#### DATA IN THIS EXERCISE ####

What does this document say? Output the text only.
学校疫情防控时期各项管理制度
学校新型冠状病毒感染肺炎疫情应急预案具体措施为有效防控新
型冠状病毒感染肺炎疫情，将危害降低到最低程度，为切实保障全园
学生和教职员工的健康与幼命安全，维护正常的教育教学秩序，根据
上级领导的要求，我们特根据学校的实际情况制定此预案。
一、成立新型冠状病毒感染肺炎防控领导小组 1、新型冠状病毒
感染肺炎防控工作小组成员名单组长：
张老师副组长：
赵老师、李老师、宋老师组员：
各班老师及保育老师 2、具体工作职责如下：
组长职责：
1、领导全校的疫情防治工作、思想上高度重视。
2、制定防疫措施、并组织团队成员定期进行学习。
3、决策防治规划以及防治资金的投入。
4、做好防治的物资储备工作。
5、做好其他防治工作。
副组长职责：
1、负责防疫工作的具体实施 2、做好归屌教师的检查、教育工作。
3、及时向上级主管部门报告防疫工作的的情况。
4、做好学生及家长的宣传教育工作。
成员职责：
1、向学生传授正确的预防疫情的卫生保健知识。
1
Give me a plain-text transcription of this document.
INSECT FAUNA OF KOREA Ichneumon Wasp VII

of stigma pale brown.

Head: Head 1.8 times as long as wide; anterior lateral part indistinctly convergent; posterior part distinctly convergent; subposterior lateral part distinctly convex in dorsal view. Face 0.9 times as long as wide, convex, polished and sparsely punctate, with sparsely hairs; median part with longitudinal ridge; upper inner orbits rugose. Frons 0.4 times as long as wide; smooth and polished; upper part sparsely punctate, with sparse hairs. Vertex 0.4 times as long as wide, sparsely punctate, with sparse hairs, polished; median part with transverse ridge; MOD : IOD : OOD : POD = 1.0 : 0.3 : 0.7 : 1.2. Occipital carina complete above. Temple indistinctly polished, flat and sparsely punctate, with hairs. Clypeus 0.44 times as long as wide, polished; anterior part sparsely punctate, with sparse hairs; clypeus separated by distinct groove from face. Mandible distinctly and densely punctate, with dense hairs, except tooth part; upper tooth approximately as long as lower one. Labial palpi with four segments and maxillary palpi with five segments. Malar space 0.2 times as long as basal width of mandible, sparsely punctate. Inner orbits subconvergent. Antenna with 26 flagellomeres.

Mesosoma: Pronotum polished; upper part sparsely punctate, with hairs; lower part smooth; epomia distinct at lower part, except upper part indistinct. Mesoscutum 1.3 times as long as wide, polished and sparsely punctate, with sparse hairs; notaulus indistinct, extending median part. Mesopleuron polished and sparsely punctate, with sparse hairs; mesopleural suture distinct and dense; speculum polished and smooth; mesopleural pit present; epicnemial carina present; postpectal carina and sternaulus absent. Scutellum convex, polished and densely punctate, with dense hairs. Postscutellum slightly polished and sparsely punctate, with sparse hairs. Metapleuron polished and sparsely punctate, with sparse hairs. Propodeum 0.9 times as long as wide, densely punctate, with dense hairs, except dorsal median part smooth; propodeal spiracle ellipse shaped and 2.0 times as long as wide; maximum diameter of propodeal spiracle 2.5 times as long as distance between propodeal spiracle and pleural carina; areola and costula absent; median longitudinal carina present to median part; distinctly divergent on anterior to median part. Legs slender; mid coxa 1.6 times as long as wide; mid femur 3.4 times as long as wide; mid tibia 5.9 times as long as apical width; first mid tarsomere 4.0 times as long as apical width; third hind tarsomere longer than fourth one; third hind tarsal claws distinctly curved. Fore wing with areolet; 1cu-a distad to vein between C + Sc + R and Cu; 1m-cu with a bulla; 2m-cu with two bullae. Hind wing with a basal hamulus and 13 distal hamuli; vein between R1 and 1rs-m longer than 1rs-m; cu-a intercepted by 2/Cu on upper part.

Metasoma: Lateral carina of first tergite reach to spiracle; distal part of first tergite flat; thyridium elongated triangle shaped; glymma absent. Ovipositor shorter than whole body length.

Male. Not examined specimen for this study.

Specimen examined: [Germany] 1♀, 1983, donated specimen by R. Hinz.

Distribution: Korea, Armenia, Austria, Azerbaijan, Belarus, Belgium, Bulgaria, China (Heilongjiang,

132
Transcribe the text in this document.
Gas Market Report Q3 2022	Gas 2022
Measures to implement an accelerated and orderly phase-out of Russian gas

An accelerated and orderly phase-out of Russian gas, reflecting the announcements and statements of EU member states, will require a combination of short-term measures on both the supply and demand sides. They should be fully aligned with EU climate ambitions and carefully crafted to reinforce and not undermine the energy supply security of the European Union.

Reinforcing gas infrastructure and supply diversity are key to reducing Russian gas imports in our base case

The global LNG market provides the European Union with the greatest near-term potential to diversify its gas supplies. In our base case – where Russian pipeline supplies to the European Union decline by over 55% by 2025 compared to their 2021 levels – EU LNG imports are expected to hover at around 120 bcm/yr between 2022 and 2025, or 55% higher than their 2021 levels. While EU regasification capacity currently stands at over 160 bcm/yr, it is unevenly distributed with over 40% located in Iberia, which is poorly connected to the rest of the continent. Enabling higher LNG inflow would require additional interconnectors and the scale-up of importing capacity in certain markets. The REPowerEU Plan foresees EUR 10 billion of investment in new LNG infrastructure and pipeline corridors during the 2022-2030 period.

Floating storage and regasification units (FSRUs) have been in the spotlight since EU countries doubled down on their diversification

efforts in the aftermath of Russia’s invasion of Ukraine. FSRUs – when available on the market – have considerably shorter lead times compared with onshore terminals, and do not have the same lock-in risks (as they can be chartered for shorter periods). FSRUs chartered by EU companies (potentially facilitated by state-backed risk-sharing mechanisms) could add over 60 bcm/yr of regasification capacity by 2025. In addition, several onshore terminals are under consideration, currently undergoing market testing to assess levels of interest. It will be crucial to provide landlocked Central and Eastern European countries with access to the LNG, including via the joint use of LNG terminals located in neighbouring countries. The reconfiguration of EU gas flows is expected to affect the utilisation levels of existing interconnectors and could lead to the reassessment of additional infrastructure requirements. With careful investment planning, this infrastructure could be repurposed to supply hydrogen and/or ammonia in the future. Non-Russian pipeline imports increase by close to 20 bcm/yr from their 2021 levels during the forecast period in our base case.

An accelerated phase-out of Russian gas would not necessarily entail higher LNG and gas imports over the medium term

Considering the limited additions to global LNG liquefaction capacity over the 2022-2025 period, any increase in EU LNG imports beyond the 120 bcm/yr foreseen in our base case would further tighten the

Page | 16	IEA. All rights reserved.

####

** EXERCISE GOAL **
Repeat the listing above without any change.

** THE SOLUTION **
What does this document say? Output the text only.
学校疫情防控时期各项管理制度
学校新型冠状病毒感染肺炎疫情应急预案具体措施为有效防控新
型冠状病毒感染肺炎疫情，将危害降低到最低程度，为切实保障全园
学生和教职员工的健康与幼命安全，维护正常的教育教学秩序，根据
上级领导的要求，我们特根据学校的实际情况制定此预案。
一、成立新型冠状病毒感染肺炎防控领导小组 1、新型冠状病毒
感染肺炎防控工作小组成员名单组长：
张老师副组长：
赵老师、李老师、宋老师组员：
各班老师及保育老师 2、具体工作职责如下：
组长职责：
1、领导全校的疫情防治工作、思想上高度重视。
2、制定防疫措施、并组织团队成员定期进行学习。
3、决策防治规划以及防治资金的投入。
4、做好防治的物资储备工作。
5、做好其他防治工作。
副组长职责：
1、负责防疫工作的具体实施 2、做好归屌教师的检查、教育工作。
3、及时向上级主管部门报告防疫工作的的情况。
4、做好学生及家长的宣传教育工作。
成员职责：
1、向学生传授正确的预防疫情的卫生保健知识。
1
Give me a plain-text transcription of this document.
INSECT FAUNA OF KOREA Ichneumon Wasp VII

of stigma pale brown.

Head: Head 1.8 times as long as wide; anterior lateral part indistinctly convergent; posterior part distinctly convergent; subposterior lateral part distinctly convex in dorsal view. Face 0.9 times as long as wide, convex, polished and sparsely punctate, with sparsely hairs; median part with longitudinal ridge; upper inner orbits rugose. Frons 0.4 times as long as wide; smooth and polished; upper part sparsely punctate, with sparse hairs. Vertex 0.4 times as long as wide, sparsely punctate, with sparse hairs, polished; median part with transverse ridge; MOD : IOD : OOD : POD = 1.0 : 0.3 : 0.7 : 1.2. Occipital carina complete above. Temple indistinctly polished, flat and sparsely punctate, with hairs. Clypeus 0.44 times as long as wide, polished; anterior part sparsely punctate, with sparse hairs; clypeus separated by distinct groove from face. Mandible distinctly and densely punctate, with dense hairs, except tooth part; upper tooth approximately as long as lower one. Labial palpi with four segments and maxillary palpi with five segments. Malar space 0.2 times as long as basal width of mandible, sparsely punctate. Inner orbits subconvergent. Antenna with 26 flagellomeres.

Mesosoma: Pronotum polished; upper part sparsely punctate, with hairs; lower part smooth; epomia distinct at lower part, except upper part indistinct. Mesoscutum 1.3 times as long as wide, polished and sparsely punctate, with sparse hairs; notaulus indistinct, extending median part. Mesopleuron polished and sparsely punctate, with sparse hairs; mesopleural suture distinct and dense; speculum polished and smooth; mesopleural pit present; epicnemial carina present; postpectal carina and sternaulus absent. Scutellum convex, polished and densely punctate, with dense hairs. Postscutellum slightly polished and sparsely punctate, with sparse hairs. Metapleuron polished and sparsely punctate, with sparse hairs. Propodeum 0.9 times as long as wide, densely punctate, with dense hairs, except dorsal median part smooth; propodeal spiracle ellipse shaped and 2.0 times as long as wide; maximum diameter of propodeal spiracle 2.5 times as long as distance between propodeal spiracle and pleural carina; areola and costula absent; median longitudinal carina present to median part; distinctly divergent on anterior to median part. Legs slender; mid coxa 1.6 times as long as wide; mid femur 3.4 times as long as wide; mid tibia 5.9 times as long as apical width; first mid tarsomere 4.0 times as long as apical width; third hind tarsomere longer than fourth one; third hind tarsal claws distinctly curved. Fore wing with areolet; 1cu-a distad to vein between C + Sc + R and Cu; 1m-cu with a bulla; 2m-cu with two bullae. Hind wing with a basal hamulus and 13 distal hamuli; vein between R1 and 1rs-m longer than 1rs-m; cu-a intercepted by 2/Cu on upper part.

Metasoma: Lateral carina of first tergite reach to spiracle; distal part of first tergite flat; thyridium elongated triangle shaped; glymma absent. Ovipositor shorter than whole body length.

Male. Not examined specimen for this study.

Specimen examined: [Germany] 1♀, 1983, donated specimen by R. Hinz.

Distribution: Korea, Armenia, Austria, Azerbaijan, Belarus, Belgium, Bulgaria, China (Heilongjiang,

132
Transcribe the text in this document.
Gas Market Report Q3 2022	Gas 2022
Measures to implement an accelerated and orderly phase-out of Russian gas

An accelerated and orderly phase-out of Russian gas, reflecting the announcements and statements of EU member states, will require a combination of short-term measures on both the supply and demand sides. They should be fully aligned with EU climate ambitions and carefully crafted to reinforce and not undermine the energy supply security of the European Union.

Reinforcing gas infrastructure and supply diversity are key to reducing Russian gas imports in our base case

The global LNG market provides the European Union with the greatest near-term potential to diversify its gas supplies. In our base case – where Russian pipeline supplies to the European Union decline by over 55% by 2025 compared to their 2021 levels – EU LNG imports are expected to hover at around 120 bcm/yr between 2022 and 2025, or 55% higher than their 2021 levels. While EU regasification capacity currently stands at over 160 bcm/yr, it is unevenly distributed with over 40% located in Iberia, which is poorly connected to the rest of the continent. Enabling higher LNG inflow would require additional interconnectors and the scale-up of importing capacity in certain markets. The REPowerEU Plan foresees EUR 10 billion of investment in new LNG infrastructure and pipeline corridors during the 2022-2030 period.

Floating storage and regasification units (FSRUs) have been in the spotlight since EU countries doubled down on their diversification

efforts in the aftermath of Russia’s invasion of Ukraine. FSRUs – when available on the market – have considerably shorter lead times compared with onshore terminals, and do not have the same lock-in risks (as they can be chartered for shorter periods). FSRUs chartered by EU companies (potentially facilitated by state-backed risk-sharing mechanisms) could add over 60 bcm/yr of regasification capacity by 2025. In addition, several onshore terminals are under consideration, currently undergoing market testing to assess levels of interest. It will be crucial to provide landlocked Central and Eastern European countries with access to the LNG, including via the joint use of LNG terminals located in neighbouring countries. The reconfiguration of EU gas flows is expected to affect the utilisation levels of existing interconnectors and could lead to the reassessment of additional infrastructure requirements. With careful investment planning, this infrastructure could be repurposed to supply hydrogen and/or ammonia in the future. Non-Russian pipeline imports increase by close to 20 bcm/yr from their 2021 levels during the forecast period in our base case.

An accelerated phase-out of Russian gas would not necessarily entail higher LNG and gas imports over the medium term

Considering the limited additions to global LNG liquefaction capacity over the 2022-2025 period, any increase in EU LNG imports beyond the 120 bcm/yr foreseen in our base case would further tighten the

Page | 16	IEA. All rights reserved.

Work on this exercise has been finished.